• **What needs to be done**: Give back the full listing verbatim, apart from its images.

[Extracted records]
>> BEGIN

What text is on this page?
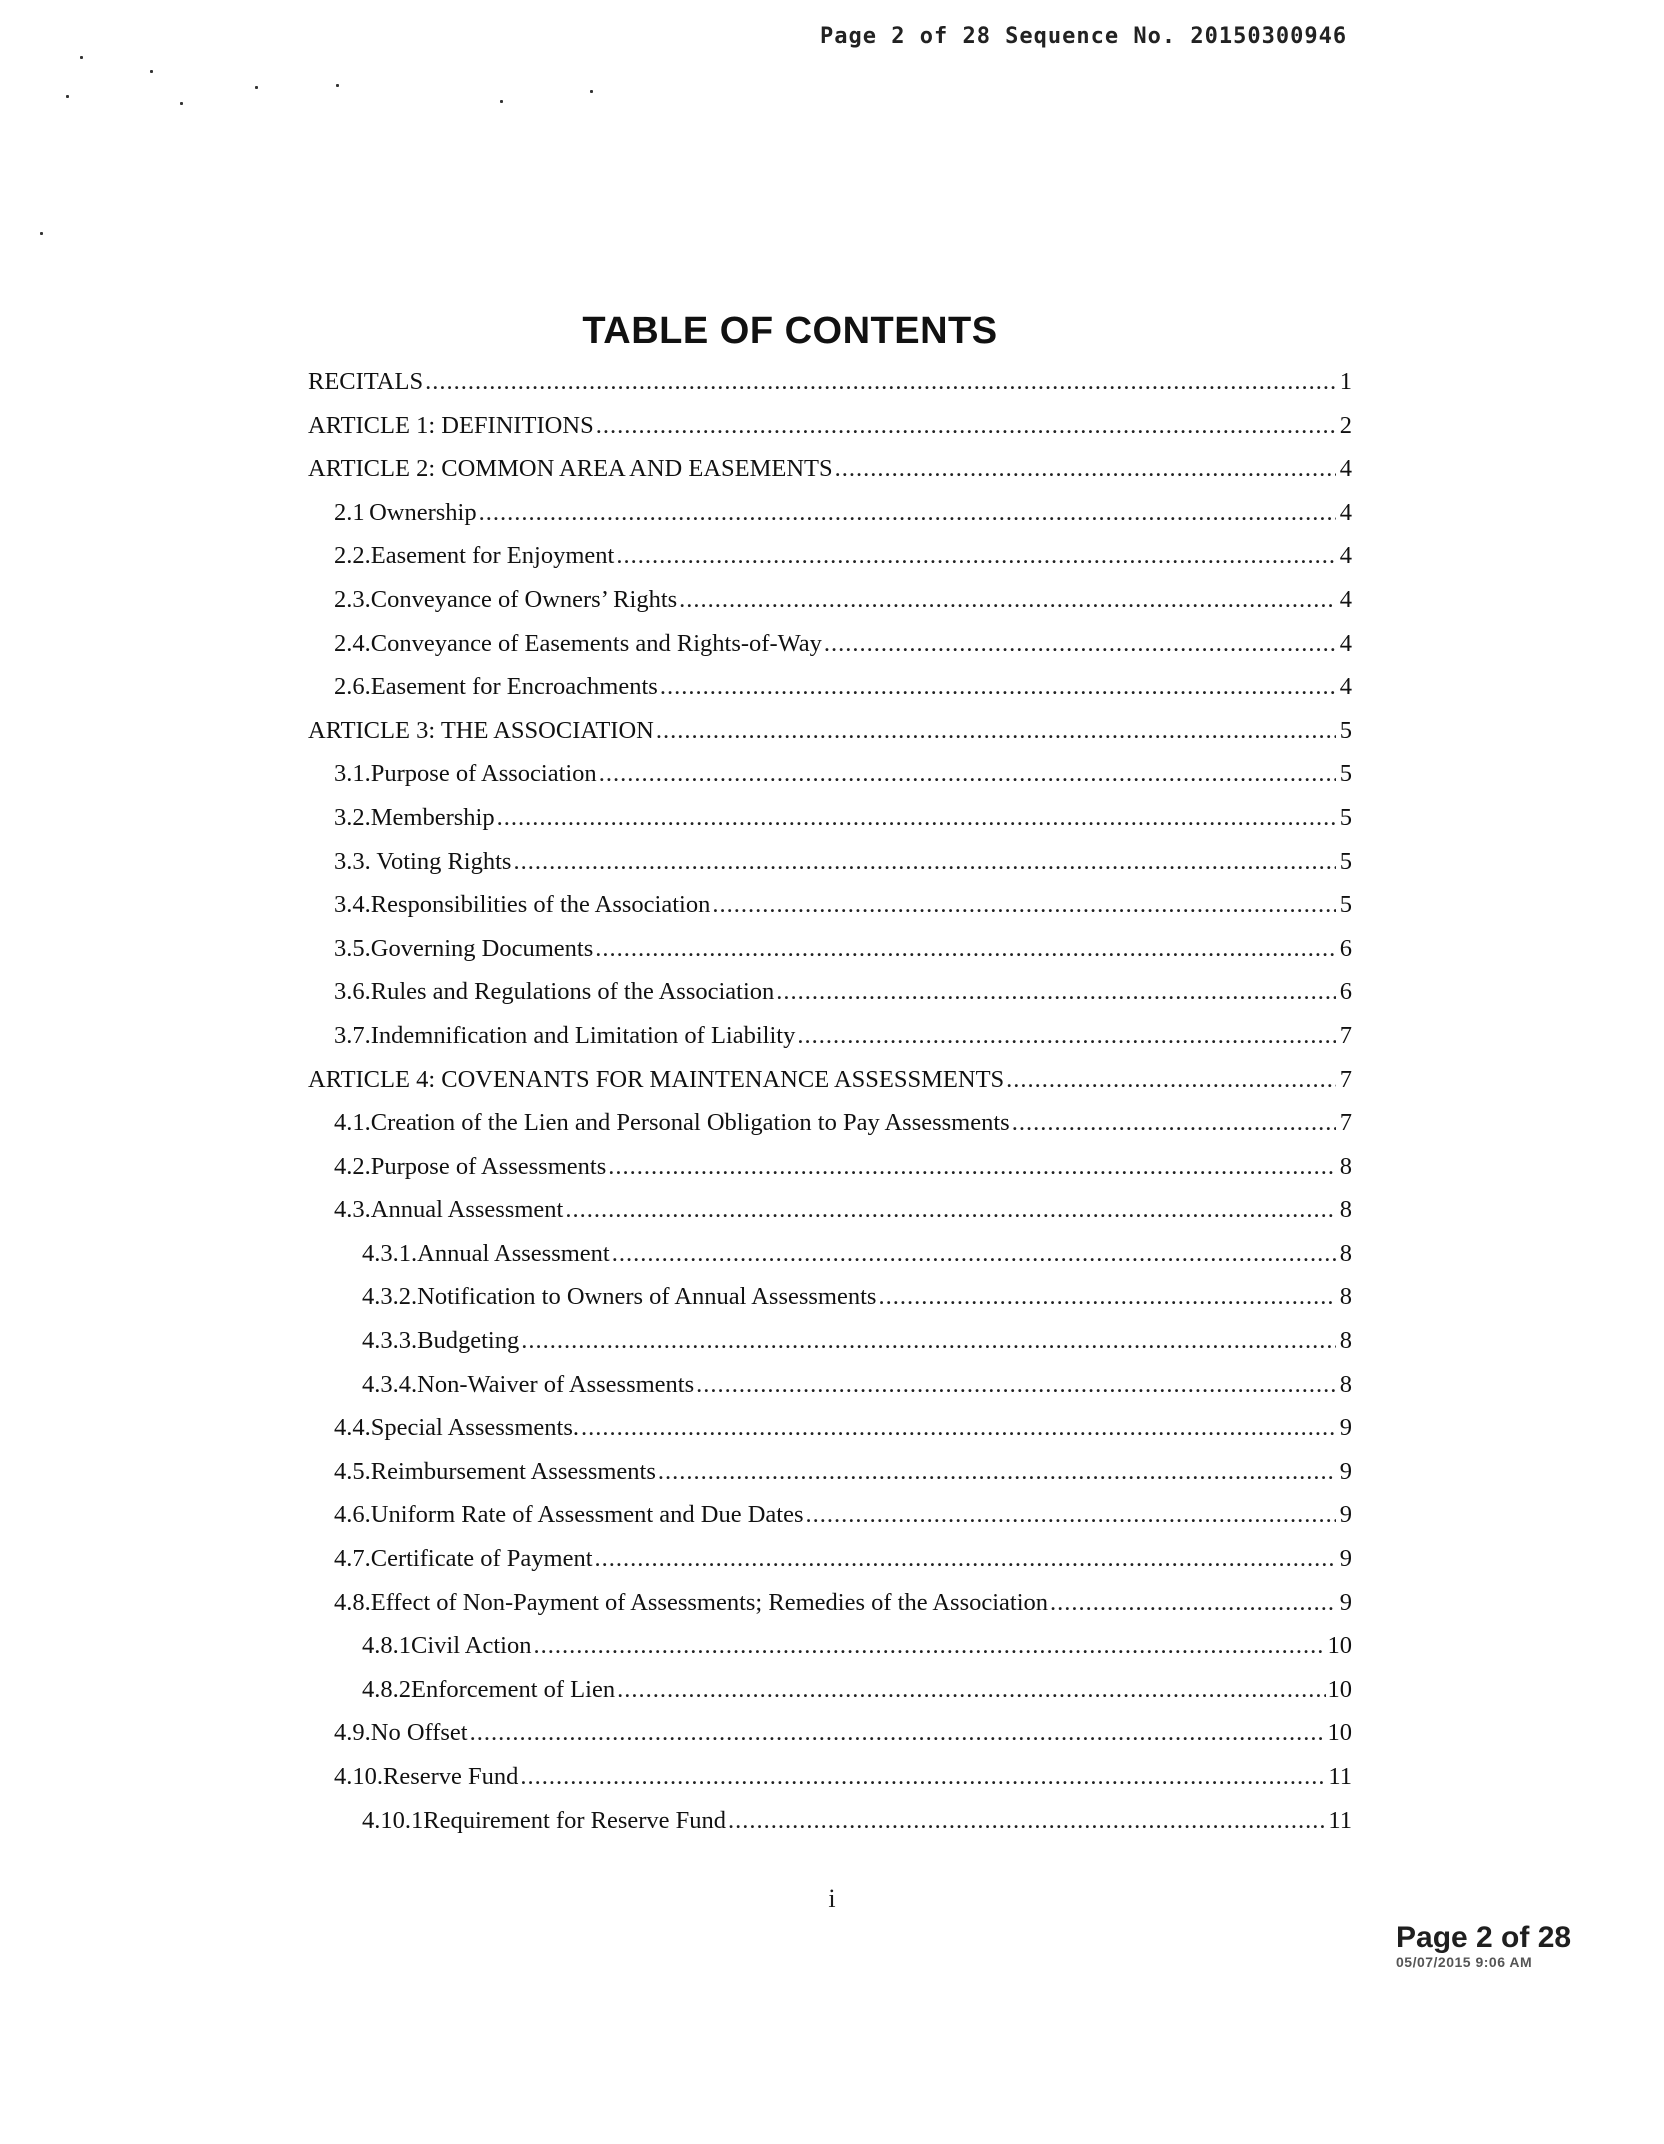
Page 2 of 28 Sequence No. 20150300946
TABLE OF CONTENTS
RECITALS .....	1
ARTICLE 1: DEFINITIONS .....	2
ARTICLE 2: COMMON AREA AND EASEMENTS .....	4
2.1 Ownership .....	4
2.2. Easement for Enjoyment .....	4
2.3. Conveyance of Owners’ Rights .....	4
2.4. Conveyance of Easements and Rights-of-Way .....	4
2.6. Easement for Encroachments .....	4
ARTICLE 3: THE ASSOCIATION .....	5
3.1. Purpose of Association .....	5
3.2. Membership .....	5
3.3. Voting Rights .....	5
3.4. Responsibilities of the Association .....	5
3.5. Governing Documents .....	6
3.6. Rules and Regulations of the Association .....	6
3.7. Indemnification and Limitation of Liability .....	7
ARTICLE 4: COVENANTS FOR MAINTENANCE ASSESSMENTS .....	7
4.1. Creation of the Lien and Personal Obligation to Pay Assessments .....	7
4.2. Purpose of Assessments .....	8
4.3. Annual Assessment .....	8
4.3.1. Annual Assessment .....	8
4.3.2. Notification to Owners of Annual Assessments .....	8
4.3.3. Budgeting .....	8
4.3.4. Non-Waiver of Assessments .....	8
4.4. Special Assessments. .....	9
4.5. Reimbursement Assessments .....	9
4.6. Uniform Rate of Assessment and Due Dates .....	9
4.7. Certificate of Payment .....	9
4.8. Effect of Non-Payment of Assessments; Remedies of the Association .....	9
4.8.1 Civil Action .....	10
4.8.2 Enforcement of Lien .....	10
4.9. No Offset .....	10
4.10. Reserve Fund .....	11
4.10.1 Requirement for Reserve Fund .....	11
i
Page 2 of 28
05/07/2015 9:06 AM
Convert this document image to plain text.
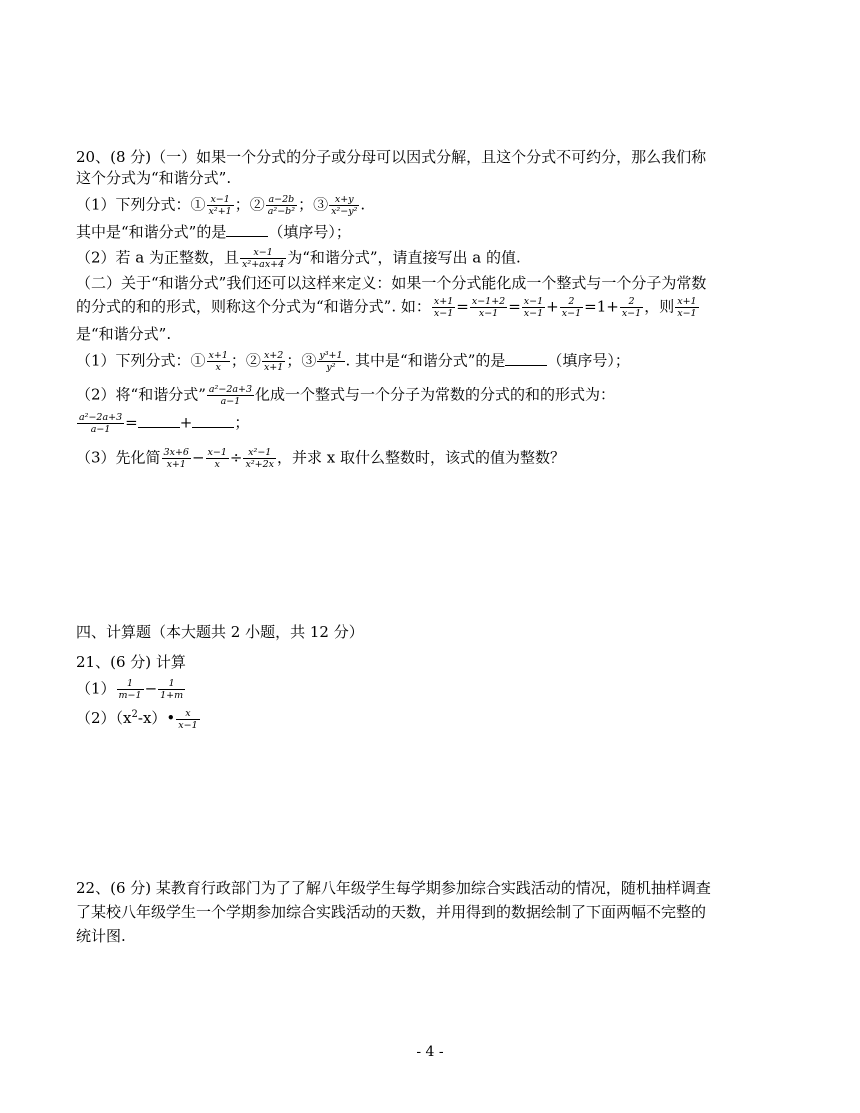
20、(8 分)（一）如果一个分式的分子或分母可以因式分解，且这个分式不可约分，那么我们称
这个分式为“和谐分式”.
（1）下列分式：① $\frac{x-1}{\text{x²+1}}$ ；② $\frac{a-2b}{\text{a²−b²}}$ ；③ $\frac{x+y}{\text{x²−y²}}$ .
其中是“和谐分式”的是	（填序号）；
（2）若 a 为正整数，且 $\frac{x-1}{\text{x²+ax+4}}$ 为“和谐分式”，请直接写出 a 的值.
（二）关于“和谐分式”我们还可以这样来定义：如果一个分式能化成一个整式与一个分子为常数
的分式的和的形式，则称这个分式为“和谐分式”. 如： $\frac{x+1}{x-1} = \frac{x-1+2}{x-1} = \frac{x-1}{x-1} + \frac{2}{x-1} =1+ \frac{2}{x-1}$ ，则 $\frac{x+1}{x-1}$
是“和谐分式”.
（1）下列分式：① $\frac{x+1}{x}$ ；② $\frac{x+2}{x+1}$ ；③ $\frac{\text{y³+1}}{\text{y²}}$ . 其中是“和谐分式”的是	（填序号）；
（2）将“和谐分式” $\frac{\text{a²−2a+3}}{a-1}$ 化成一个整式与一个分子为常数的分式的和的形式为：
$\frac{\text{a²−2a+3}}{a-1}$ =	+	；
（3）先化简 $\frac{3x+6}{x+1} - \frac{x-1}{x} \div \frac{\text{x²−1}}{\text{x²+2x}}$ ，并求 x 取什么整数时，该式的值为整数？
四、计算题（本大题共 2 小题，共 12 分）
21、(6 分) 计算
$(1) \frac{1}{m-1} - \frac{1}{1+m}$
$(2)(x^2-x)• \frac{x}{x-1}$
22、(6 分) 某教育行政部门为了了解八年级学生每学期参加综合实践活动的情况，随机抽样调查
了某校八年级学生一个学期参加综合实践活动的天数，并用得到的数据绘制了下面两幅不完整的
统计图.
- 4 -
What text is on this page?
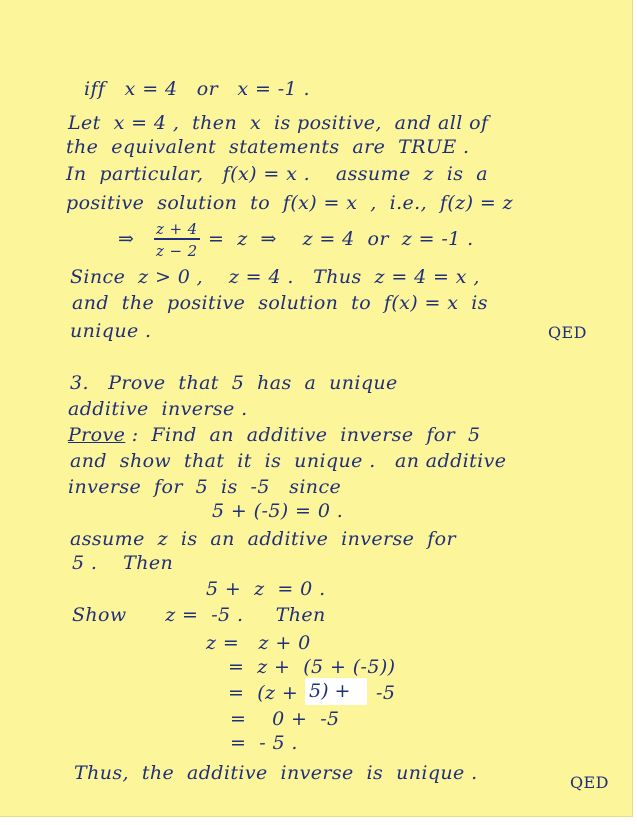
iff   x = 4   or   x = -1 .
Let  x = 4 ,  then  x  is positive,  and all of
the  equivalent  statements  are  TRUE .
In  particular,   f(x) = x .    assume  z  is  a
positive  solution  to  f(x) = x  ,  i.e.,  f(z) = z
⇒ z + 4
z − 2
=  z  ⇒    z = 4  or  z = -1 .
Since  z > 0 ,    z = 4 .   Thus  z = 4 = x ,
and  the  positive  solution  to  f(x) = x  is
unique .	QED
3.   Prove  that  5  has  a  unique
additive  inverse .
Prove :  Find  an  additive  inverse  for  5
and  show  that  it  is  unique .   an additive
inverse  for  5  is  -5   since
5 + (-5) = 0 .
assume  z  is  an  additive  inverse  for
5 .    Then
5 +  z  = 0 .
Show      z =  -5 .     Then
z =   z + 0
=  z +  (5 + (-5))
=  (z + 5) + -5
=    0 +  -5
=  - 5 .
Thus,  the  additive  inverse  is  unique .	QED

>> END

• **Task solution**:
What text is on this page?
Page 2 of 28 Sequence No. 20150300946
TABLE OF CONTENTS
RECITALS .....	1
ARTICLE 1: DEFINITIONS .....	2
ARTICLE 2: COMMON AREA AND EASEMENTS .....	4
2.1 Ownership .....	4
2.2. Easement for Enjoyment .....	4
2.3. Conveyance of Owners’ Rights .....	4
2.4. Conveyance of Easements and Rights-of-Way .....	4
2.6. Easement for Encroachments .....	4
ARTICLE 3: THE ASSOCIATION .....	5
3.1. Purpose of Association .....	5
3.2. Membership .....	5
3.3. Voting Rights .....	5
3.4. Responsibilities of the Association .....	5
3.5. Governing Documents .....	6
3.6. Rules and Regulations of the Association .....	6
3.7. Indemnification and Limitation of Liability .....	7
ARTICLE 4: COVENANTS FOR MAINTENANCE ASSESSMENTS .....	7
4.1. Creation of the Lien and Personal Obligation to Pay Assessments .....	7
4.2. Purpose of Assessments .....	8
4.3. Annual Assessment .....	8
4.3.1. Annual Assessment .....	8
4.3.2. Notification to Owners of Annual Assessments .....	8
4.3.3. Budgeting .....	8
4.3.4. Non-Waiver of Assessments .....	8
4.4. Special Assessments. .....	9
4.5. Reimbursement Assessments .....	9
4.6. Uniform Rate of Assessment and Due Dates .....	9
4.7. Certificate of Payment .....	9
4.8. Effect of Non-Payment of Assessments; Remedies of the Association .....	9
4.8.1 Civil Action .....	10
4.8.2 Enforcement of Lien .....	10
4.9. No Offset .....	10
4.10. Reserve Fund .....	11
4.10.1 Requirement for Reserve Fund .....	11
i
Page 2 of 28
05/07/2015 9:06 AM
Convert this document image to plain text.
20、(8 分)（一）如果一个分式的分子或分母可以因式分解，且这个分式不可约分，那么我们称
这个分式为“和谐分式”.
（1）下列分式：① $\frac{x-1}{\text{x²+1}}$ ；② $\frac{a-2b}{\text{a²−b²}}$ ；③ $\frac{x+y}{\text{x²−y²}}$ .
其中是“和谐分式”的是	（填序号）；
（2）若 a 为正整数，且 $\frac{x-1}{\text{x²+ax+4}}$ 为“和谐分式”，请直接写出 a 的值.
（二）关于“和谐分式”我们还可以这样来定义：如果一个分式能化成一个整式与一个分子为常数
的分式的和的形式，则称这个分式为“和谐分式”. 如： $\frac{x+1}{x-1} = \frac{x-1+2}{x-1} = \frac{x-1}{x-1} + \frac{2}{x-1} =1+ \frac{2}{x-1}$ ，则 $\frac{x+1}{x-1}$
是“和谐分式”.
（1）下列分式：① $\frac{x+1}{x}$ ；② $\frac{x+2}{x+1}$ ；③ $\frac{\text{y³+1}}{\text{y²}}$ . 其中是“和谐分式”的是	（填序号）；
（2）将“和谐分式” $\frac{\text{a²−2a+3}}{a-1}$ 化成一个整式与一个分子为常数的分式的和的形式为：
$\frac{\text{a²−2a+3}}{a-1}$ =	+	；
（3）先化简 $\frac{3x+6}{x+1} - \frac{x-1}{x} \div \frac{\text{x²−1}}{\text{x²+2x}}$ ，并求 x 取什么整数时，该式的值为整数？
四、计算题（本大题共 2 小题，共 12 分）
21、(6 分) 计算
$(1) \frac{1}{m-1} - \frac{1}{1+m}$
$(2)(x^2-x)• \frac{x}{x-1}$
22、(6 分) 某教育行政部门为了了解八年级学生每学期参加综合实践活动的情况，随机抽样调查
了某校八年级学生一个学期参加综合实践活动的天数，并用得到的数据绘制了下面两幅不完整的
统计图.
- 4 -
What text is on this page?
iff   x = 4   or   x = -1 .
Let  x = 4 ,  then  x  is positive,  and all of
the  equivalent  statements  are  TRUE .
In  particular,   f(x) = x .    assume  z  is  a
positive  solution  to  f(x) = x  ,  i.e.,  f(z) = z
⇒ z + 4
z − 2
=  z  ⇒    z = 4  or  z = -1 .
Since  z > 0 ,    z = 4 .   Thus  z = 4 = x ,
and  the  positive  solution  to  f(x) = x  is
unique .	QED
3.   Prove  that  5  has  a  unique
additive  inverse .
Prove :  Find  an  additive  inverse  for  5
and  show  that  it  is  unique .   an additive
inverse  for  5  is  -5   since
5 + (-5) = 0 .
assume  z  is  an  additive  inverse  for
5 .    Then
5 +  z  = 0 .
Show      z =  -5 .     Then
z =   z + 0
=  z +  (5 + (-5))
=  (z + 5) + -5
=    0 +  -5
=  - 5 .
Thus,  the  additive  inverse  is  unique .	QED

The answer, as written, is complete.